## TASK STATEMENT
Please output every line of the records below without any changes, leaving out the pictures.

(Bounding box annotations)
────
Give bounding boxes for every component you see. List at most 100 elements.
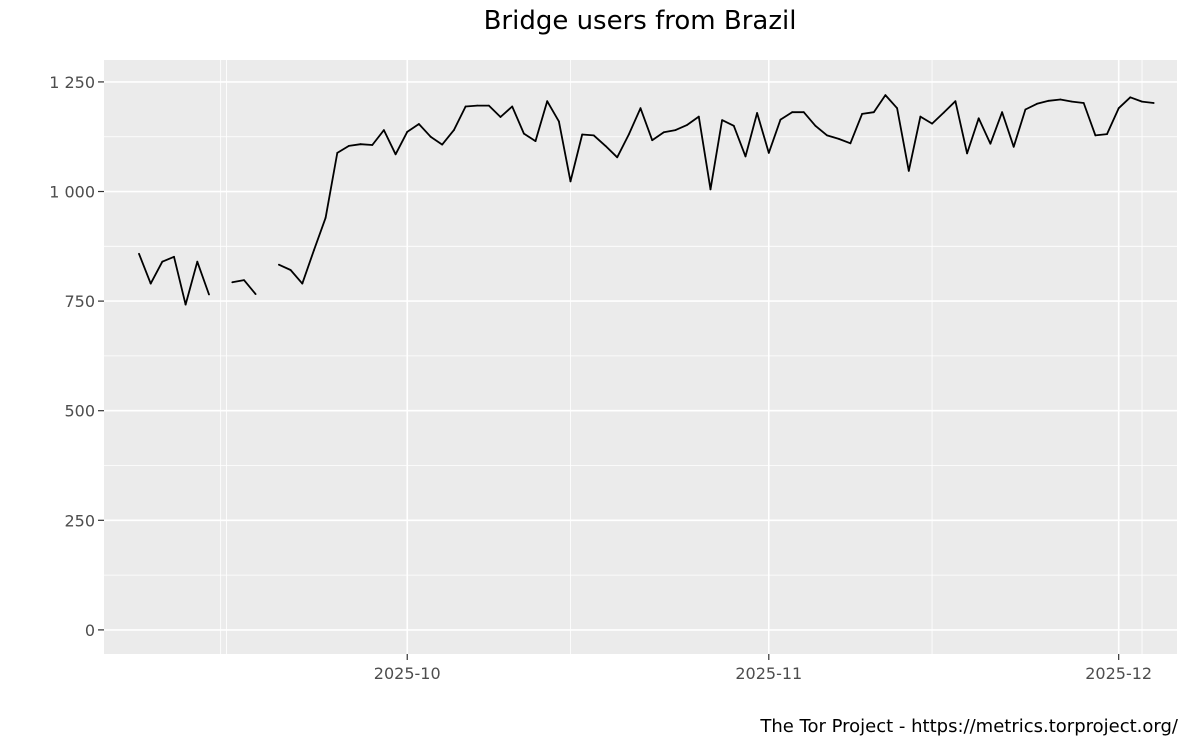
data-point [919, 115, 922, 118]
data-point [1117, 107, 1120, 110]
y-tick-label: 250 [64, 511, 95, 530]
data-point [802, 111, 805, 114]
data-point [523, 132, 525, 135]
data-point [1047, 99, 1050, 102]
data-point [849, 142, 852, 145]
y-tick-label: 1 250 [49, 73, 95, 92]
data-point [884, 94, 887, 96]
data-point [324, 216, 327, 219]
data-point [453, 129, 455, 132]
data-point [721, 119, 723, 121]
data-point [208, 293, 210, 296]
data-point [791, 111, 793, 114]
data-point [348, 145, 350, 147]
data-point [429, 135, 432, 138]
data-point [546, 100, 549, 103]
x-axis-tick-labels: 2025-10 2025-11 2025-12 [374, 664, 1152, 683]
data-point [359, 143, 362, 146]
data-point [534, 140, 537, 143]
data-point [394, 153, 397, 156]
data-point [1082, 102, 1085, 104]
data-point [872, 111, 875, 114]
data-point [604, 145, 607, 147]
data-point [581, 133, 584, 136]
axis-ticks [98, 81, 1120, 660]
x-tick-label: 2025-12 [1085, 664, 1152, 683]
data-point [569, 180, 572, 183]
data-point [406, 131, 409, 133]
data-point [861, 113, 863, 115]
data-point [1012, 145, 1015, 148]
data-point [767, 152, 770, 154]
data-point [989, 142, 992, 145]
y-tick-label: 0 [85, 621, 95, 640]
y-tick-label: 1 000 [49, 183, 95, 202]
data-points [138, 94, 1155, 306]
data-point [674, 129, 677, 132]
data-point [371, 144, 374, 146]
data-point [558, 120, 560, 123]
data-point [1036, 102, 1038, 105]
data-point [499, 116, 502, 118]
data-point [149, 282, 152, 285]
data-point [1106, 133, 1108, 136]
data-point [441, 143, 444, 146]
data-point [418, 123, 420, 125]
data-point [662, 131, 665, 134]
data-point [301, 282, 304, 285]
y-axis-tick-labels: 0 250 500 750 1 000 1 250 [49, 73, 95, 640]
data-point [907, 170, 910, 172]
data-point [1071, 100, 1073, 103]
data-point [732, 124, 735, 127]
data-point [1129, 96, 1132, 99]
data-point [196, 260, 199, 263]
x-tick-label: 2025-11 [735, 664, 802, 683]
data-point [592, 134, 595, 137]
data-point [231, 281, 234, 284]
data-point [651, 139, 654, 142]
data-point [756, 112, 758, 114]
data-point [616, 156, 619, 159]
data-point [896, 107, 898, 110]
data-point [1024, 108, 1027, 111]
data-point [779, 118, 782, 121]
data-point [686, 124, 689, 126]
data-point [511, 105, 514, 108]
source-caption: The Tor Project - https://metrics.torpro… [760, 716, 1178, 737]
data-point [254, 293, 257, 295]
y-tick-label: 750 [64, 292, 95, 311]
y-tick-label: 500 [64, 402, 95, 421]
data-point [1152, 102, 1155, 104]
data-point [138, 252, 140, 255]
data-point [1001, 111, 1003, 114]
data-point [977, 117, 980, 120]
data-point [966, 152, 968, 155]
grid-minor-lines [104, 60, 1177, 654]
data-point [1094, 134, 1097, 137]
data-point [1141, 100, 1143, 103]
data-point [954, 100, 957, 103]
data-point [184, 303, 187, 306]
data-point [313, 249, 315, 252]
series-line-segment [278, 94, 1154, 285]
data-point [744, 155, 747, 158]
data-point [161, 260, 164, 263]
data-point [837, 138, 840, 140]
data-point [639, 107, 642, 110]
data-point [278, 263, 280, 266]
data-point [627, 133, 630, 136]
data-point [826, 134, 828, 137]
data-point [488, 104, 490, 107]
data-point [289, 269, 292, 271]
data-point [173, 255, 175, 258]
data-point [942, 111, 945, 114]
data-point [476, 104, 479, 107]
data-point [336, 152, 339, 154]
data-point [243, 279, 245, 281]
plot-panel [104, 60, 1177, 654]
data-point [709, 188, 712, 191]
data-point [697, 115, 700, 118]
chart-title: Bridge users from Brazil [483, 6, 797, 36]
grid-major-lines [104, 60, 1177, 654]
────
## EXERCISE SOLUTION
Give bounding boxes for every component you see. List at most 100 elements.
data-point [919, 115, 922, 118]
data-point [1117, 107, 1120, 110]
y-tick-label: 250 [64, 511, 95, 530]
data-point [802, 111, 805, 114]
data-point [523, 132, 525, 135]
data-point [1047, 99, 1050, 102]
data-point [849, 142, 852, 145]
y-tick-label: 1 250 [49, 73, 95, 92]
data-point [884, 94, 887, 96]
data-point [324, 216, 327, 219]
data-point [453, 129, 455, 132]
data-point [721, 119, 723, 121]
data-point [208, 293, 210, 296]
data-point [791, 111, 793, 114]
data-point [348, 145, 350, 147]
data-point [429, 135, 432, 138]
data-point [546, 100, 549, 103]
x-axis-tick-labels: 2025-10 2025-11 2025-12 [374, 664, 1152, 683]
data-point [359, 143, 362, 146]
data-point [534, 140, 537, 143]
data-point [394, 153, 397, 156]
data-point [1082, 102, 1085, 104]
data-point [872, 111, 875, 114]
data-point [604, 145, 607, 147]
data-point [581, 133, 584, 136]
axis-ticks [98, 81, 1120, 660]
x-tick-label: 2025-12 [1085, 664, 1152, 683]
data-point [569, 180, 572, 183]
data-point [406, 131, 409, 133]
data-point [861, 113, 863, 115]
data-point [1012, 145, 1015, 148]
data-point [767, 152, 770, 154]
data-point [989, 142, 992, 145]
y-tick-label: 0 [85, 621, 95, 640]
y-tick-label: 1 000 [49, 183, 95, 202]
data-points [138, 94, 1155, 306]
data-point [674, 129, 677, 132]
data-point [371, 144, 374, 146]
data-point [558, 120, 560, 123]
data-point [1036, 102, 1038, 105]
data-point [499, 116, 502, 118]
data-point [149, 282, 152, 285]
data-point [1106, 133, 1108, 136]
data-point [441, 143, 444, 146]
data-point [418, 123, 420, 125]
data-point [662, 131, 665, 134]
data-point [301, 282, 304, 285]
y-axis-tick-labels: 0 250 500 750 1 000 1 250 [49, 73, 95, 640]
data-point [907, 170, 910, 172]
data-point [1071, 100, 1073, 103]
data-point [732, 124, 735, 127]
data-point [1129, 96, 1132, 99]
data-point [196, 260, 199, 263]
x-tick-label: 2025-11 [735, 664, 802, 683]
data-point [592, 134, 595, 137]
data-point [231, 281, 234, 284]
data-point [651, 139, 654, 142]
data-point [756, 112, 758, 114]
data-point [616, 156, 619, 159]
data-point [896, 107, 898, 110]
data-point [1024, 108, 1027, 111]
data-point [779, 118, 782, 121]
data-point [686, 124, 689, 126]
data-point [511, 105, 514, 108]
source-caption: The Tor Project - https://metrics.torpro… [760, 716, 1178, 737]
data-point [254, 293, 257, 295]
y-tick-label: 750 [64, 292, 95, 311]
y-tick-label: 500 [64, 402, 95, 421]
data-point [1152, 102, 1155, 104]
data-point [138, 252, 140, 255]
data-point [1001, 111, 1003, 114]
data-point [977, 117, 980, 120]
data-point [966, 152, 968, 155]
grid-minor-lines [104, 60, 1177, 654]
data-point [1094, 134, 1097, 137]
data-point [1141, 100, 1143, 103]
data-point [954, 100, 957, 103]
data-point [184, 303, 187, 306]
data-point [313, 249, 315, 252]
series-line-segment [278, 94, 1154, 285]
data-point [744, 155, 747, 158]
data-point [161, 260, 164, 263]
data-point [837, 138, 840, 140]
data-point [639, 107, 642, 110]
data-point [278, 263, 280, 266]
data-point [627, 133, 630, 136]
data-point [826, 134, 828, 137]
data-point [488, 104, 490, 107]
data-point [289, 269, 292, 271]
data-point [173, 255, 175, 258]
data-point [942, 111, 945, 114]
data-point [476, 104, 479, 107]
data-point [336, 152, 339, 154]
data-point [243, 279, 245, 281]
plot-panel [104, 60, 1177, 654]
data-point [709, 188, 712, 191]
data-point [697, 115, 700, 118]
chart-title: Bridge users from Brazil [483, 6, 797, 36]
grid-major-lines [104, 60, 1177, 654]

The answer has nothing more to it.